**AIM 1**: In the post about old school heating engineers, what does the writer call the domestic electrician's most complex installation?

**SOURCE PASSAGE**:
######
Why are there no old school heating engineers?

I am an electrician, and it is the same with every trade, we need to keep track with new equipment, but also still be able to deal with the old. I am sure somewhere someone is still using dash pots on starters, but we have moved on and now look at inverters etc, but these are only found with industrial units, the domestic electrician most complex installation was the central heating.

And the domestic electrician, and I include myself, often got it wrong. Getting the manufacturer to put everything in a box, all pre-connected, so all the electrician had to do was connect it up, was a huge advance.

As the systems get bigger and bigger, it will not all fit in a box, and we get it where we need a heating and ventilation engineer who can work with complex systems, where radiators both heat and cool in an integrated way, connected to a building management system, but this is not really domestic, and the guys designing and working on these systems are paid a lot of money, far more than I want to pay someone working on my house.

And after spending time in University learning my profession, as an electrical engineer I want paying to match my qualifications, and I am sure a heating and ventilation engineer feels the same.
######
**ENTRIES SUPPLIED**:
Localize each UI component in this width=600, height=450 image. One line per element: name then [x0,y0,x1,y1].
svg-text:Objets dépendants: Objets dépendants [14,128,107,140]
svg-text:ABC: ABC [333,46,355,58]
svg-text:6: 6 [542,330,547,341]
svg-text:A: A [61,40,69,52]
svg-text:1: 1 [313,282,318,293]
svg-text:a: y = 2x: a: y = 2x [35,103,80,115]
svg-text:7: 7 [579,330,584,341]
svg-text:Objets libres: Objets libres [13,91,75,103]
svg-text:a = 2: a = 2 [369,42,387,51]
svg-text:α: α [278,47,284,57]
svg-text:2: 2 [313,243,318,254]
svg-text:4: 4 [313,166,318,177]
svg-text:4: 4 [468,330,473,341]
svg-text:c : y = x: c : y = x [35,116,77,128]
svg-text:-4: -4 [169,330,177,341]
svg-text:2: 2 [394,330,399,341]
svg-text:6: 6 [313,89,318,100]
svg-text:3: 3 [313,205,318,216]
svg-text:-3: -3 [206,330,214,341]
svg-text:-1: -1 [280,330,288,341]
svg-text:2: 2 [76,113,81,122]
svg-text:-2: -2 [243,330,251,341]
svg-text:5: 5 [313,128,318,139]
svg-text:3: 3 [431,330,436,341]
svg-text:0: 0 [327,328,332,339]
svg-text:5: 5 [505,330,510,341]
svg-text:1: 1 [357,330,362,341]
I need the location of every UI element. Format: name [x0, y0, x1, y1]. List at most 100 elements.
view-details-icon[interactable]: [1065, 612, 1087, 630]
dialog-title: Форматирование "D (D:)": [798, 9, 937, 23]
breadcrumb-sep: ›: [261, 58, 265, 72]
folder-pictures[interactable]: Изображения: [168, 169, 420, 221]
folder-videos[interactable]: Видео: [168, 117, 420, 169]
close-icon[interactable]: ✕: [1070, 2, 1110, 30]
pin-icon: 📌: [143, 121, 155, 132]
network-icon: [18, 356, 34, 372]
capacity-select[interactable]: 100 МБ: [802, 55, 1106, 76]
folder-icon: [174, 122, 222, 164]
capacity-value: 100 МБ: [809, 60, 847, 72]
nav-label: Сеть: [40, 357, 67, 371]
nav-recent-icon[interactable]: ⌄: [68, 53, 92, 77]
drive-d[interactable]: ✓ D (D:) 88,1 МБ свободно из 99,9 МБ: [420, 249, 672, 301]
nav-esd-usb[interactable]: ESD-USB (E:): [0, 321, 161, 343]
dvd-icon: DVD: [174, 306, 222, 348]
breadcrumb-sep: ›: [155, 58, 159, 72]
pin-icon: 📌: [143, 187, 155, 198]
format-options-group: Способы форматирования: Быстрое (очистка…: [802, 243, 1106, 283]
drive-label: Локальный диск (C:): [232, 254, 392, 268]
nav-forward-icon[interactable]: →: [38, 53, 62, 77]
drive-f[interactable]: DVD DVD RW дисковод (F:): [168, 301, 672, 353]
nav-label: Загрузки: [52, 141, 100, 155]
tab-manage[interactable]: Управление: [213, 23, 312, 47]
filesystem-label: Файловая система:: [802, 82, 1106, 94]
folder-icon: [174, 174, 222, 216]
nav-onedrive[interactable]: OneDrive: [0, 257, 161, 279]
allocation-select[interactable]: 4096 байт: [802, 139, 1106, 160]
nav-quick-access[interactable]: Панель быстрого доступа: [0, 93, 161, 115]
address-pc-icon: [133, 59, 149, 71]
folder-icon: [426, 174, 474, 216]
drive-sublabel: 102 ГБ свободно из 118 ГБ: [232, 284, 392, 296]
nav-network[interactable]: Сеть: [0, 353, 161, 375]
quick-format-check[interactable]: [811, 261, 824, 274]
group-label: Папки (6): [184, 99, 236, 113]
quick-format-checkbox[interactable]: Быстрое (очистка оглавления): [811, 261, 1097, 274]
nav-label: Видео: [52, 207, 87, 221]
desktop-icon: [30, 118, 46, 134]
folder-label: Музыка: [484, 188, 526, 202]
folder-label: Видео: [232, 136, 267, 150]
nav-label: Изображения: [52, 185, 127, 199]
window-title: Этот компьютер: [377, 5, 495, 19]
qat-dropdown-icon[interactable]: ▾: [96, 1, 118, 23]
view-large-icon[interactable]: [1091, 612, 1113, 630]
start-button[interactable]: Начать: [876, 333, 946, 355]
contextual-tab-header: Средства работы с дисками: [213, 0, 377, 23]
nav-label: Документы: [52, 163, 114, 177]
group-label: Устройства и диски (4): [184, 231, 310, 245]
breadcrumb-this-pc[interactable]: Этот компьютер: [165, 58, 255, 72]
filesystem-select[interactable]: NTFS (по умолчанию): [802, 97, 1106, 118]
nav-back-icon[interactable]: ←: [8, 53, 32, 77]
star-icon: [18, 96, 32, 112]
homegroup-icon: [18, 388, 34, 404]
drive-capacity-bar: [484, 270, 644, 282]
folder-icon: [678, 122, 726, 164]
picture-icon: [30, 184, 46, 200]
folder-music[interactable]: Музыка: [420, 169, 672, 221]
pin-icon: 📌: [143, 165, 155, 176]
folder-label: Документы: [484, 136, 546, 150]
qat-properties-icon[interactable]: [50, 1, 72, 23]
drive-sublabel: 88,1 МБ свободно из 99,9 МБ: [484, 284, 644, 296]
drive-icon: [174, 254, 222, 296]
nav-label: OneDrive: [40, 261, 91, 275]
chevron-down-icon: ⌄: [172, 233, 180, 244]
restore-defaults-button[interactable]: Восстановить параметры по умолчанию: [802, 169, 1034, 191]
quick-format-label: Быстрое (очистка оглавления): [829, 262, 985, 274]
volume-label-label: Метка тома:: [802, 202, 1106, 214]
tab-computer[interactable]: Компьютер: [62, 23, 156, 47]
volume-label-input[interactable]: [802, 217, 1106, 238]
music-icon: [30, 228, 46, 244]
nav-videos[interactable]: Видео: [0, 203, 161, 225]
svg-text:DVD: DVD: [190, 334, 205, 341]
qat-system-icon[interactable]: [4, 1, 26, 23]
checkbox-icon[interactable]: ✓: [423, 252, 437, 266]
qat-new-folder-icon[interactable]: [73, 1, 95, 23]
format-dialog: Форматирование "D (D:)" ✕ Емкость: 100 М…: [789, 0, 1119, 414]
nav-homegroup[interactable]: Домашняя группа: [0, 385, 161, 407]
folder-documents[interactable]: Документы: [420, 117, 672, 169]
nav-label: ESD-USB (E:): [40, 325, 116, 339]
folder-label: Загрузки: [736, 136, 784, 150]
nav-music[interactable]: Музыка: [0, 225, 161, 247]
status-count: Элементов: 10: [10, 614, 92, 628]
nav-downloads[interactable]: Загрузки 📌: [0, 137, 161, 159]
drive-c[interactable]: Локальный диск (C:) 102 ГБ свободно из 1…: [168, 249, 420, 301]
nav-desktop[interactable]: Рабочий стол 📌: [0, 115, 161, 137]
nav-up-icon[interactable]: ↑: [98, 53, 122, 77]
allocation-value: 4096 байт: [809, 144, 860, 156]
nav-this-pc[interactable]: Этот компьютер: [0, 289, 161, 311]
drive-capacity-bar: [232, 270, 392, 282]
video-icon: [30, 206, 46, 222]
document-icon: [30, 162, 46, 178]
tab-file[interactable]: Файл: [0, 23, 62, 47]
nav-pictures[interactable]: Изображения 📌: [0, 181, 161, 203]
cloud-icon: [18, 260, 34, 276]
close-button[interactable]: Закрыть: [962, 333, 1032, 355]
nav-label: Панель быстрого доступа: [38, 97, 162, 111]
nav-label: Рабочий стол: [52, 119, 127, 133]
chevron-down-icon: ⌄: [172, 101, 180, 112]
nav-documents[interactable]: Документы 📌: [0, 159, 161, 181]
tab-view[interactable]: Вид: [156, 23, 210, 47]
######
**AIM 2**: Write out the stretch of the entries from their first line through the line containing "svg-text:-1: -1 [280,330,288,341]", including both ends.

**FULL SOLUTION 1**: The central heating.

**FULL SOLUTION 2**:
Localize each UI component in this width=600, height=450 image. One line per element: name then [x0,y0,x1,y1].
svg-text:Objets dépendants: Objets dépendants [14,128,107,140]
svg-text:ABC: ABC [333,46,355,58]
svg-text:6: 6 [542,330,547,341]
svg-text:A: A [61,40,69,52]
svg-text:1: 1 [313,282,318,293]
svg-text:a: y = 2x: a: y = 2x [35,103,80,115]
svg-text:7: 7 [579,330,584,341]
svg-text:Objets libres: Objets libres [13,91,75,103]
svg-text:a = 2: a = 2 [369,42,387,51]
svg-text:α: α [278,47,284,57]
svg-text:2: 2 [313,243,318,254]
svg-text:4: 4 [313,166,318,177]
svg-text:4: 4 [468,330,473,341]
svg-text:c : y = x: c : y = x [35,116,77,128]
svg-text:-4: -4 [169,330,177,341]
svg-text:2: 2 [394,330,399,341]
svg-text:6: 6 [313,89,318,100]
svg-text:3: 3 [313,205,318,216]
svg-text:-3: -3 [206,330,214,341]
svg-text:-1: -1 [280,330,288,341]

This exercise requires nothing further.